Do this. Render every line of the material below as a JSON array of strings, with one string per line and any blank lines omitted.

Input for this task.
---

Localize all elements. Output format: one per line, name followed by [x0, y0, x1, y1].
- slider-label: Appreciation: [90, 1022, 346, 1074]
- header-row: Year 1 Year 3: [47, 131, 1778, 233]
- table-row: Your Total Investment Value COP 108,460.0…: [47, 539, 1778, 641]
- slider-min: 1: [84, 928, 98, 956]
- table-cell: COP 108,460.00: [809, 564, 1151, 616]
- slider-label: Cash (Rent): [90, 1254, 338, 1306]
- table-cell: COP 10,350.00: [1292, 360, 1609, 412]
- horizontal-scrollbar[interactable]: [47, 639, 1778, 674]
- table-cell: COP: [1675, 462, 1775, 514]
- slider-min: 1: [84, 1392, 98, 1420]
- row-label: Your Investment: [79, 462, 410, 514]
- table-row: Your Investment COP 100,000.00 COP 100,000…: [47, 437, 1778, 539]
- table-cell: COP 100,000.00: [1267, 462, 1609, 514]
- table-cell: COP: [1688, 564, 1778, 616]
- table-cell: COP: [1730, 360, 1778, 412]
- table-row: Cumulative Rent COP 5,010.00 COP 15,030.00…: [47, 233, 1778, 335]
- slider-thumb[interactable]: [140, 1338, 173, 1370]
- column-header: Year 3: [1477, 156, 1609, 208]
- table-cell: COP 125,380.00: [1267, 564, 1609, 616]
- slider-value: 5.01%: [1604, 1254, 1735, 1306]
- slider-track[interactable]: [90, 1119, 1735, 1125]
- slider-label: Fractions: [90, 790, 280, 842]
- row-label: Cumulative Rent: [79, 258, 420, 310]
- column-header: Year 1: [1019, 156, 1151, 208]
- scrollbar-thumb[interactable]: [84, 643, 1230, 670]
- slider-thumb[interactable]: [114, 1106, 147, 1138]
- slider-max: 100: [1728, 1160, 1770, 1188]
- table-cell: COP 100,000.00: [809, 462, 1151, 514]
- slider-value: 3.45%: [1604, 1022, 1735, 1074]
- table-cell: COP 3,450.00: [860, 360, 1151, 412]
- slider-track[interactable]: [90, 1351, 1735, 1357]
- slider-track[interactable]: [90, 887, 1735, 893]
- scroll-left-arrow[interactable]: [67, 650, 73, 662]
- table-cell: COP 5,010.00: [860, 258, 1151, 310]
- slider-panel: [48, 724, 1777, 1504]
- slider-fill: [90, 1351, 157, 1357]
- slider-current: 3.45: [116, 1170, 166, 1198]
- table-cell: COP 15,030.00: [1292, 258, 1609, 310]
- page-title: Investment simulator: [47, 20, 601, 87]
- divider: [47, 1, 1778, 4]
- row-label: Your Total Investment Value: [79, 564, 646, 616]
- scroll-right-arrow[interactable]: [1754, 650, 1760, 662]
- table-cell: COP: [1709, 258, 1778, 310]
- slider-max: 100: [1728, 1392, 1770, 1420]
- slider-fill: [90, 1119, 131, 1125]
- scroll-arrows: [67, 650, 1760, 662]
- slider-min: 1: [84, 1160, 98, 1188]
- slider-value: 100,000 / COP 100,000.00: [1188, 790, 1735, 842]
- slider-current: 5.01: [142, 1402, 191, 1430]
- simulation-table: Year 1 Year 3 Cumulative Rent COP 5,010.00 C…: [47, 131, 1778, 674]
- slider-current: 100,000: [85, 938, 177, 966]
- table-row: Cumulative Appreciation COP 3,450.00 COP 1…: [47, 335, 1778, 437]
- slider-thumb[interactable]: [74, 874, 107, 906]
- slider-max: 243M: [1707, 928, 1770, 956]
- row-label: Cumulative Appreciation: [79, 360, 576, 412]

---

Written response.
[
  "Localize all elements. Output format: one per line, name followed by [x0, y0, x1, y1].",
  "- slider-label: Appreciation: [90, 1022, 346, 1074]",
  "- header-row: Year 1 Year 3: [47, 131, 1778, 233]",
  "- table-row: Your Total Investment Value COP 108,460.0…: [47, 539, 1778, 641]",
  "- slider-min: 1: [84, 928, 98, 956]",
  "- table-cell: COP 108,460.00: [809, 564, 1151, 616]",
  "- slider-label: Cash (Rent): [90, 1254, 338, 1306]",
  "- table-cell: COP 10,350.00: [1292, 360, 1609, 412]",
  "- horizontal-scrollbar[interactable]: [47, 639, 1778, 674]",
  "- table-cell: COP: [1675, 462, 1775, 514]",
  "- slider-min: 1: [84, 1392, 98, 1420]",
  "- row-label: Your Investment: [79, 462, 410, 514]",
  "- table-row: Your Investment COP 100,000.00 COP 100,000…: [47, 437, 1778, 539]",
  "- table-cell: COP 100,000.00: [1267, 462, 1609, 514]",
  "- table-cell: COP: [1688, 564, 1778, 616]",
  "- table-cell: COP: [1730, 360, 1778, 412]",
  "- table-row: Cumulative Rent COP 5,010.00 COP 15,030.00…: [47, 233, 1778, 335]",
  "- slider-thumb[interactable]: [140, 1338, 173, 1370]",
  "- column-header: Year 3: [1477, 156, 1609, 208]",
  "- table-cell: COP 125,380.00: [1267, 564, 1609, 616]",
  "- slider-value: 5.01%: [1604, 1254, 1735, 1306]",
  "- slider-track[interactable]: [90, 1119, 1735, 1125]",
  "- slider-label: Fractions: [90, 790, 280, 842]",
  "- row-label: Cumulative Rent: [79, 258, 420, 310]",
  "- column-header: Year 1: [1019, 156, 1151, 208]",
  "- scrollbar-thumb[interactable]: [84, 643, 1230, 670]",
  "- slider-thumb[interactable]: [114, 1106, 147, 1138]",
  "- slider-max: 100: [1728, 1160, 1770, 1188]",
  "- table-cell: COP 100,000.00: [809, 462, 1151, 514]",
  "- slider-value: 3.45%: [1604, 1022, 1735, 1074]",
  "- table-cell: COP 3,450.00: [860, 360, 1151, 412]",
  "- slider-track[interactable]: [90, 1351, 1735, 1357]",
  "- slider-track[interactable]: [90, 887, 1735, 893]",
  "- scroll-left-arrow[interactable]: [67, 650, 73, 662]",
  "- table-cell: COP 5,010.00: [860, 258, 1151, 310]",
  "- slider-panel: [48, 724, 1777, 1504]",
  "- slider-fill: [90, 1351, 157, 1357]",
  "- slider-current: 3.45: [116, 1170, 166, 1198]",
  "- table-cell: COP 15,030.00: [1292, 258, 1609, 310]",
  "- page-title: Investment simulator: [47, 20, 601, 87]",
  "- divider: [47, 1, 1778, 4]",
  "- row-label: Your Total Investment Value: [79, 564, 646, 616]",
  "- scroll-right-arrow[interactable]: [1754, 650, 1760, 662]",
  "- table-cell: COP: [1709, 258, 1778, 310]",
  "- slider-max: 100: [1728, 1392, 1770, 1420]",
  "- slider-fill: [90, 1119, 131, 1125]",
  "- scroll-arrows: [67, 650, 1760, 662]",
  "- slider-min: 1: [84, 1160, 98, 1188]",
  "- slider-value: 100,000 / COP 100,000.00: [1188, 790, 1735, 842]",
  "- slider-current: 5.01: [142, 1402, 191, 1430]",
  "- simulation-table: Year 1 Year 3 Cumulative Rent COP 5,010.00 C…: [47, 131, 1778, 674]",
  "- slider-current: 100,000: [85, 938, 177, 966]",
  "- table-row: Cumulative Appreciation COP 3,450.00 COP 1…: [47, 335, 1778, 437]",
  "- slider-thumb[interactable]: [74, 874, 107, 906]",
  "- slider-max: 243M: [1707, 928, 1770, 956]",
  "- row-label: Cumulative Appreciation: [79, 360, 576, 412]"
]